Show every line containing "Eightplex" by copying it.
####
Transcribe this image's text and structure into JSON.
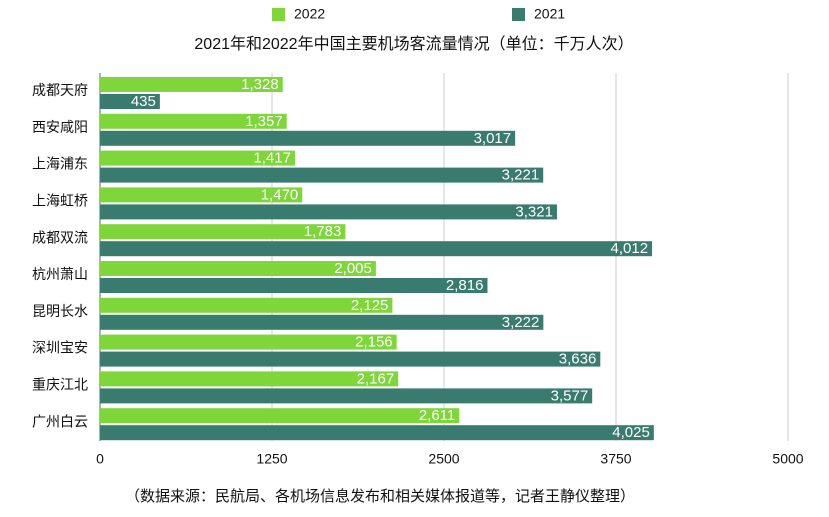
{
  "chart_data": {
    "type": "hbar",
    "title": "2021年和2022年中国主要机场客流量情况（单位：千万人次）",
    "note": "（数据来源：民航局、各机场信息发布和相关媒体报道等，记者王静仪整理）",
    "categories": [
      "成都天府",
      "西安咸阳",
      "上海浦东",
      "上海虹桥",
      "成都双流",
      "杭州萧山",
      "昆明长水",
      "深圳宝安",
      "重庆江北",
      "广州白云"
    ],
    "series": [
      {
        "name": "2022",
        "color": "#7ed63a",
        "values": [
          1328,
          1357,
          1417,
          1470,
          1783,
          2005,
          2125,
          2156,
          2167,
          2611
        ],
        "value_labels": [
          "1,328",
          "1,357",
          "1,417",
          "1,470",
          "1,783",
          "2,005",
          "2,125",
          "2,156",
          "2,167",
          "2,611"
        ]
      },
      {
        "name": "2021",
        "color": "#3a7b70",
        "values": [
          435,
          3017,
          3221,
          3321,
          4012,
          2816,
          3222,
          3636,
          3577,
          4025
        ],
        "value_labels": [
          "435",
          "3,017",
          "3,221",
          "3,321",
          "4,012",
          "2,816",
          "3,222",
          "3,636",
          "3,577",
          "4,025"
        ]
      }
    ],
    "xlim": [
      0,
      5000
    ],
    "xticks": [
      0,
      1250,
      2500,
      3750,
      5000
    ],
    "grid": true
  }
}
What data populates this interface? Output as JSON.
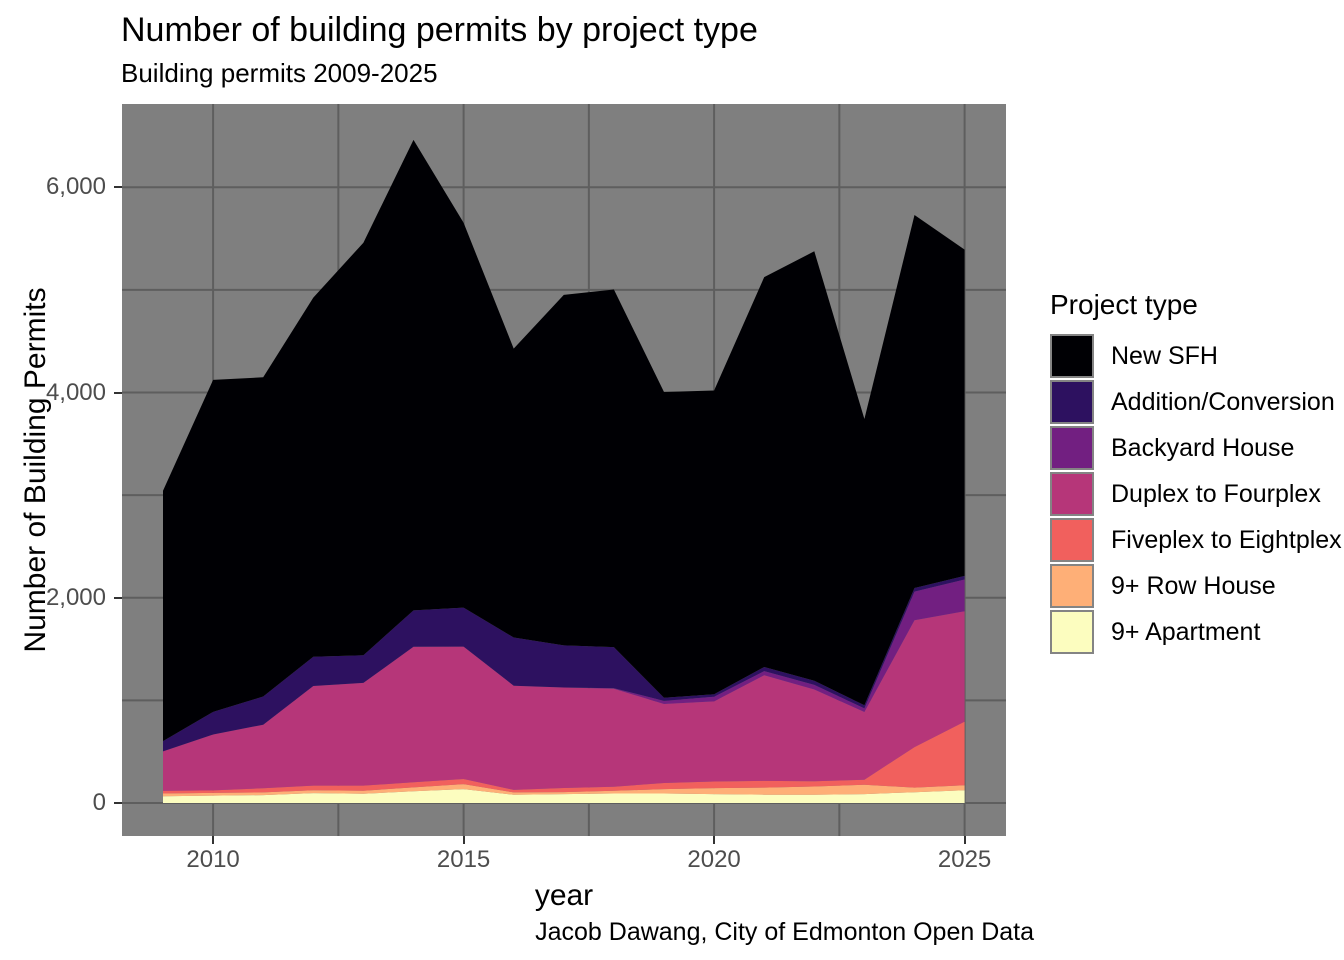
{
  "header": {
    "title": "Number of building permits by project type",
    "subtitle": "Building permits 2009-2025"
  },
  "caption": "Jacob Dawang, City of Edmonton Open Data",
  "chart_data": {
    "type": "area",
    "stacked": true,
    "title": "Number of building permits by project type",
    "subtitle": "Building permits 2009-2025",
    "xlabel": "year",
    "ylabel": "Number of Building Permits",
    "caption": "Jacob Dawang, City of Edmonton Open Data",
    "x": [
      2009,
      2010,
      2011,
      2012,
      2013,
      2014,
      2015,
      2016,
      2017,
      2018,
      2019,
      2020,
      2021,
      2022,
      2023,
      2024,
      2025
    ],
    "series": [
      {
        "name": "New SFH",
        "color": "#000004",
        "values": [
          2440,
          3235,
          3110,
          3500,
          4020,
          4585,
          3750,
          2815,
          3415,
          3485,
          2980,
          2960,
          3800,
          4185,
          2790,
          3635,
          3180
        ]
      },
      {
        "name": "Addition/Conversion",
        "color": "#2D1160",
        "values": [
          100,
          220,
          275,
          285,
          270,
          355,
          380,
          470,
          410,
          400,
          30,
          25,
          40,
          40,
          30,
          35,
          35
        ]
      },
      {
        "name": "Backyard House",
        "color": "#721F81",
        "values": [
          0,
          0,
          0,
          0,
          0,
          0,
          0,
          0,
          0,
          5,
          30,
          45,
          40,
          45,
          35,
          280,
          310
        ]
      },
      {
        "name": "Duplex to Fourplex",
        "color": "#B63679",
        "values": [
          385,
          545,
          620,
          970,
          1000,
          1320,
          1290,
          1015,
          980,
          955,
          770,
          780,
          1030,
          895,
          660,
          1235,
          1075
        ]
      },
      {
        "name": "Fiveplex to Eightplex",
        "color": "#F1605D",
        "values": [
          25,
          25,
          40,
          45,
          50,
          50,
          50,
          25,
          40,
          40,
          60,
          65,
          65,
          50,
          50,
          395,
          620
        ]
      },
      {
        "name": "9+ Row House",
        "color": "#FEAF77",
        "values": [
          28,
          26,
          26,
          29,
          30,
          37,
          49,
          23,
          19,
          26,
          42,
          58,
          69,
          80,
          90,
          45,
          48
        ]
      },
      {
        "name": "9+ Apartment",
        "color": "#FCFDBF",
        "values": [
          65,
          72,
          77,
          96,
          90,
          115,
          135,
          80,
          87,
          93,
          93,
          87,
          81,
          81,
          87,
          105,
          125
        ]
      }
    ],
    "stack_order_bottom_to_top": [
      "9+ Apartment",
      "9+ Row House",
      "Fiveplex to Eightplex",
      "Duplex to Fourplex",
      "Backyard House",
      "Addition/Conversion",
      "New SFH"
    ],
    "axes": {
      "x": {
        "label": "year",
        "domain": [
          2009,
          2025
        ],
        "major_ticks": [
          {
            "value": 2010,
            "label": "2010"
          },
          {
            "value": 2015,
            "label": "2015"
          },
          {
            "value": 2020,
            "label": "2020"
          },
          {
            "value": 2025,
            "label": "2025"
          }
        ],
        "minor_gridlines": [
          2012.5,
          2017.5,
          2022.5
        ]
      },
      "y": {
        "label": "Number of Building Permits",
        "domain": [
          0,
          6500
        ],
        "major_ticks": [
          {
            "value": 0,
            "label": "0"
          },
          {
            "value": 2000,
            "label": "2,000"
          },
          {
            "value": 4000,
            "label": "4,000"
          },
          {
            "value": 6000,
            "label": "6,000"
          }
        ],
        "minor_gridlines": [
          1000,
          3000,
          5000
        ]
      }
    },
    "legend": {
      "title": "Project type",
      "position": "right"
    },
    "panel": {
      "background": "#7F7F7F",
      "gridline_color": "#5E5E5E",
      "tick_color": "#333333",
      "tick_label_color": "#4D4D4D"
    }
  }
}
####
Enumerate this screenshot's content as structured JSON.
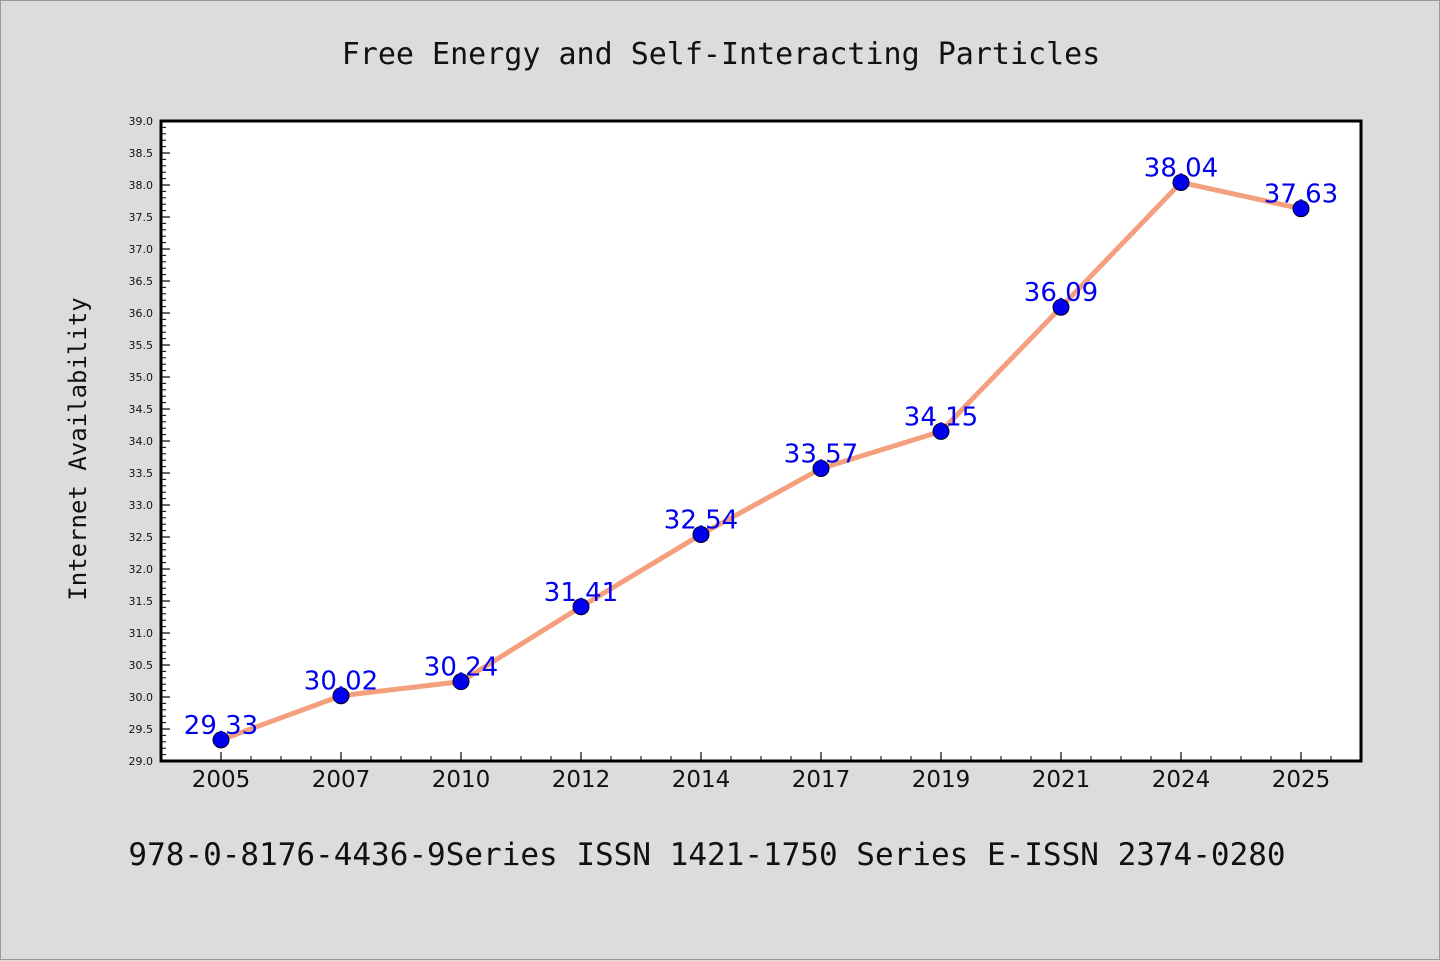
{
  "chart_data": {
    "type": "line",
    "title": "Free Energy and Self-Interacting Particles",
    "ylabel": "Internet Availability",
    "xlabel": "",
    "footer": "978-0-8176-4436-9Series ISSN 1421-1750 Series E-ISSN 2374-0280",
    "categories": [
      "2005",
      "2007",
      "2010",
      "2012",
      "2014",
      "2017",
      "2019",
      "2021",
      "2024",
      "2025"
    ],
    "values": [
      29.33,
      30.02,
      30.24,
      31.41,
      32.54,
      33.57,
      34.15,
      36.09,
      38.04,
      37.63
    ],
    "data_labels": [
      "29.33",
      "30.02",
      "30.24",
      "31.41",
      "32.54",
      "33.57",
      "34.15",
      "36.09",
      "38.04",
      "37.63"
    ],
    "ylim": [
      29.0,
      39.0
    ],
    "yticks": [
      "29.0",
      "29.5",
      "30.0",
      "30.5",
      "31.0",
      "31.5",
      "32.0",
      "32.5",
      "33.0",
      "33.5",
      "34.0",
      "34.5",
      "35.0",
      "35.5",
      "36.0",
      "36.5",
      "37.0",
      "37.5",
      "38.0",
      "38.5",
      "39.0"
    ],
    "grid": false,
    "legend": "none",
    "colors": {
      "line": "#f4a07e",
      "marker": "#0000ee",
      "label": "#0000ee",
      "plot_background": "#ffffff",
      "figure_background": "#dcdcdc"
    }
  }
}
####
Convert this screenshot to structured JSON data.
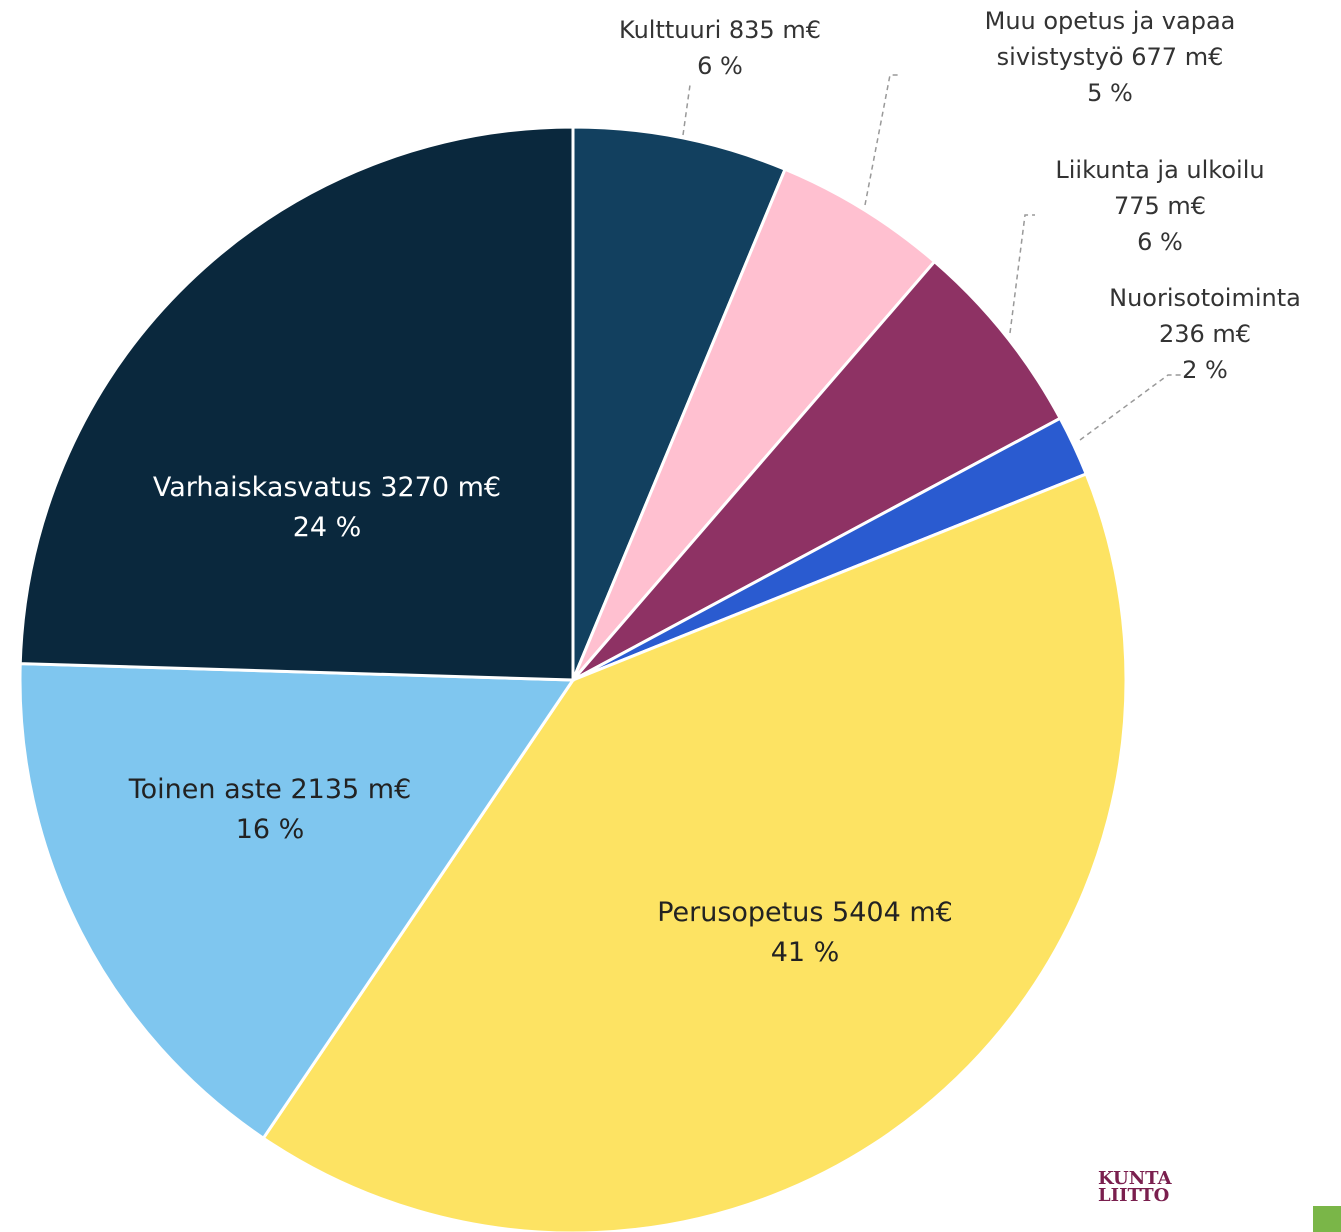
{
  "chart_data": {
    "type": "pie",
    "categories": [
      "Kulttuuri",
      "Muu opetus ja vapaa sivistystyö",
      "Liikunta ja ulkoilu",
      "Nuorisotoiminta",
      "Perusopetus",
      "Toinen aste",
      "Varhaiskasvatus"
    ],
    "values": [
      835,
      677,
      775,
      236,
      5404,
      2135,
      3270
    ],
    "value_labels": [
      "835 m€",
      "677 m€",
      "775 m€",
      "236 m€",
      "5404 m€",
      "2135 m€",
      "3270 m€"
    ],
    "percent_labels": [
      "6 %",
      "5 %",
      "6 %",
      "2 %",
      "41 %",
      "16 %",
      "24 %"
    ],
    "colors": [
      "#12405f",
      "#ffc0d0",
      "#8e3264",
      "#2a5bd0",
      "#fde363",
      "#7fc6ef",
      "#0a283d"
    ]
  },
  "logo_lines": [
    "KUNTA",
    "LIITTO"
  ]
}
####
* **RESULT OF THIS EXERCISE**
        "name": "Fiveplex to Eightplex",
      "Fiveplex to Eightplex",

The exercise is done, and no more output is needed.